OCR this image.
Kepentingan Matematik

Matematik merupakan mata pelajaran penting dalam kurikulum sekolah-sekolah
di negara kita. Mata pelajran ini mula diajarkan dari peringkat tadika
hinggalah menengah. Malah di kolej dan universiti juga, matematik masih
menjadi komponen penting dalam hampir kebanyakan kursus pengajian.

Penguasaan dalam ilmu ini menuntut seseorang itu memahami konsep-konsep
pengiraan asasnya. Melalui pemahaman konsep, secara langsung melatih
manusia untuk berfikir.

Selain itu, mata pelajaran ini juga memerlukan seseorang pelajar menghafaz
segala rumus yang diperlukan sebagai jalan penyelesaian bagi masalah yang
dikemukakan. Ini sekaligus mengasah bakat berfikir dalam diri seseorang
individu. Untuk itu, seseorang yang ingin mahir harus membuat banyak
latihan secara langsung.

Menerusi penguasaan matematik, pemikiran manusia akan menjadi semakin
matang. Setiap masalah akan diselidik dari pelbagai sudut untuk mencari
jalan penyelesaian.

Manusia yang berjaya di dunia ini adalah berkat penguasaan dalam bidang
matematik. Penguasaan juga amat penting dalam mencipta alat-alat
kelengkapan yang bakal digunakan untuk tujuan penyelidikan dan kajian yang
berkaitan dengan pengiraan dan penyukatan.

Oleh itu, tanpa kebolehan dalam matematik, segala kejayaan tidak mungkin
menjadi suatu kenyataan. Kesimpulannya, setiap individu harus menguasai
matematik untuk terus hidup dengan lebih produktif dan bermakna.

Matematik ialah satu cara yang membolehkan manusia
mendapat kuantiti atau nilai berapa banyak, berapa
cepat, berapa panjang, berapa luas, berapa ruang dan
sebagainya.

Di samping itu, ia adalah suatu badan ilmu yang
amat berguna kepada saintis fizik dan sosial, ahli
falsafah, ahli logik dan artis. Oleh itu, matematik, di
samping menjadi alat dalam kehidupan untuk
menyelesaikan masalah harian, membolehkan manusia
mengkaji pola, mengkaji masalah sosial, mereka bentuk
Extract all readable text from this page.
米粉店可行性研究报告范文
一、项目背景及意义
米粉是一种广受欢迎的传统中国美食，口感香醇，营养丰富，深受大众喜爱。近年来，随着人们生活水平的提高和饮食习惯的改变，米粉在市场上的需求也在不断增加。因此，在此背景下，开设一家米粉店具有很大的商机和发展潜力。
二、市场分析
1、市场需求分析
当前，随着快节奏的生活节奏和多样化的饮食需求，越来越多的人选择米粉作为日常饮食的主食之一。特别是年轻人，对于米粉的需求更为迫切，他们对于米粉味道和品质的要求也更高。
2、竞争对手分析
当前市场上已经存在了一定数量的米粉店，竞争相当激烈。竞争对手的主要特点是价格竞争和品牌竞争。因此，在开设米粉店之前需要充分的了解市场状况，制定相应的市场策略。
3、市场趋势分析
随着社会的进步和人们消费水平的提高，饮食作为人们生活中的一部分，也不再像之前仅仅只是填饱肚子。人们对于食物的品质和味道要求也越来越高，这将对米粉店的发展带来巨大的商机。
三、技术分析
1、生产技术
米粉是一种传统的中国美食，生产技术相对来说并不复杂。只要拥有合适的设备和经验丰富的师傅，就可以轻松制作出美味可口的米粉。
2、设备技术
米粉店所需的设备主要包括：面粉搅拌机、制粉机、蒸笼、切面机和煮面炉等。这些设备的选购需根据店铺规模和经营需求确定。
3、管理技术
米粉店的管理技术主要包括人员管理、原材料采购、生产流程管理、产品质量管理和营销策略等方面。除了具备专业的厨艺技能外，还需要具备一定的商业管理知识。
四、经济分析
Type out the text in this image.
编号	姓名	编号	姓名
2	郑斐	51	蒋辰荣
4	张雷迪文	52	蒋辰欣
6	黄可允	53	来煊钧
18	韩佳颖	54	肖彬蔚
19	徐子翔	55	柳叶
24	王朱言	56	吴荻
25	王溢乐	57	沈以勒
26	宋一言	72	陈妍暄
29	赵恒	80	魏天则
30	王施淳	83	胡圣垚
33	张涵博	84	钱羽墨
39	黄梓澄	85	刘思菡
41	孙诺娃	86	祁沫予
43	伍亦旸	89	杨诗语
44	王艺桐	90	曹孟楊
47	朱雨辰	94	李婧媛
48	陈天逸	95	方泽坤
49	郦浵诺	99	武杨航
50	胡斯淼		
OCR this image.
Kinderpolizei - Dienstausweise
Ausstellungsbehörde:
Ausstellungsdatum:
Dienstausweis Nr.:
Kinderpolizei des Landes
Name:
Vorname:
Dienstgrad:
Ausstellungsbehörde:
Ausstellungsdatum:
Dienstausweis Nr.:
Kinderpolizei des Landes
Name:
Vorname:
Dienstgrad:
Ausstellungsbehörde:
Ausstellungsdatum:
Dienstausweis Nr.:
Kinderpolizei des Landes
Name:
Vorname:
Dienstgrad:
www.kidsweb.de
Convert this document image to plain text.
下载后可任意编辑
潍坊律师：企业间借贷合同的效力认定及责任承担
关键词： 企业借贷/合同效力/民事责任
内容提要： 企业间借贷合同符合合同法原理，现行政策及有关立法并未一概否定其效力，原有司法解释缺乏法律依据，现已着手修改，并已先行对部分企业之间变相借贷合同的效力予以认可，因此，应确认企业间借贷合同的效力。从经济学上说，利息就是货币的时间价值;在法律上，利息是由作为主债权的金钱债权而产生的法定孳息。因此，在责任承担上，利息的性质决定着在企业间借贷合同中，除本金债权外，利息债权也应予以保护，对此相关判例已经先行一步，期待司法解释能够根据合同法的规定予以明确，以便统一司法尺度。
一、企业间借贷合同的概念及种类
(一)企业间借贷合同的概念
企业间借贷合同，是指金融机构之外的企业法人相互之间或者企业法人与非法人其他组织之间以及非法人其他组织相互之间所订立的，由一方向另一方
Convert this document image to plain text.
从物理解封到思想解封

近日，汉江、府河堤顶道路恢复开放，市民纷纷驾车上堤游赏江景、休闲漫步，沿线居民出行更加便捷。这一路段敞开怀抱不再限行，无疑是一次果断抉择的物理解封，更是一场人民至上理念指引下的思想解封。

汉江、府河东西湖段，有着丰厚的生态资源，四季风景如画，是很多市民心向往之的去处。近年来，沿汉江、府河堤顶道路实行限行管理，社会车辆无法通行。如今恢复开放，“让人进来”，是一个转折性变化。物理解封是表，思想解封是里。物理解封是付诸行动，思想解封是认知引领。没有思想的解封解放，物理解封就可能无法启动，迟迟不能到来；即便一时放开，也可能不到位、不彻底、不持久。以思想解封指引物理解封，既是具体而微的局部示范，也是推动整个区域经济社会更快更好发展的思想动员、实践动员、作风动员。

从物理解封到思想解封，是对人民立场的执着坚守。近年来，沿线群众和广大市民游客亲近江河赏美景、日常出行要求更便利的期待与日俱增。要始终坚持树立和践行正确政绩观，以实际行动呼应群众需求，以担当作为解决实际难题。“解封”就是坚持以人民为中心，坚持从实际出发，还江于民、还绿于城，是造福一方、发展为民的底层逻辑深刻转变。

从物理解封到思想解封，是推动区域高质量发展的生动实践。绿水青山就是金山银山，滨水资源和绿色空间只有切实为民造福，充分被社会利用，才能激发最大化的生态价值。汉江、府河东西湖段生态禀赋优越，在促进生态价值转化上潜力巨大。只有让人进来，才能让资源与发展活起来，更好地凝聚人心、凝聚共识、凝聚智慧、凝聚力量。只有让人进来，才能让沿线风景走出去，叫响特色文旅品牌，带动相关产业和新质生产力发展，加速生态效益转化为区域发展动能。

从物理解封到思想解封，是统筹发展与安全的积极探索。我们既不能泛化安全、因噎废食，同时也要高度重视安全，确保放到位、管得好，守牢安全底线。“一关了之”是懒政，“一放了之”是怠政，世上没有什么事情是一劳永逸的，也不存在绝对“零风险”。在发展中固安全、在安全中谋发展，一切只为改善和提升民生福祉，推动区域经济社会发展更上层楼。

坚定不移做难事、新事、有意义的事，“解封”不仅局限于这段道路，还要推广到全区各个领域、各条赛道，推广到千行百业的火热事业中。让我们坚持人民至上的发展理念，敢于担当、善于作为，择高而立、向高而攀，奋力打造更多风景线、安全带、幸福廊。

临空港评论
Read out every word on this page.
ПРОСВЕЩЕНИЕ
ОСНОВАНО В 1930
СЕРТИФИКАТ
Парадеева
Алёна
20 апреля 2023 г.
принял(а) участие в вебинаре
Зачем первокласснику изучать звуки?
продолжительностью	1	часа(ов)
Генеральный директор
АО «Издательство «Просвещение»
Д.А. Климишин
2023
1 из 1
★ ★ ★ ★
=== Work instructions ===
Begin with the line containing "Read out every word on this page." and repeat each line exactly until the records above end.

=== Reply ===
Read out every word on this page.
ПРОСВЕЩЕНИЕ
ОСНОВАНО В 1930
СЕРТИФИКАТ
Парадеева
Алёна
20 апреля 2023 г.
принял(а) участие в вебинаре
Зачем первокласснику изучать звуки?
продолжительностью	1	часа(ов)
Генеральный директор
АО «Издательство «Просвещение»
Д.А. Климишин
2023
1 из 1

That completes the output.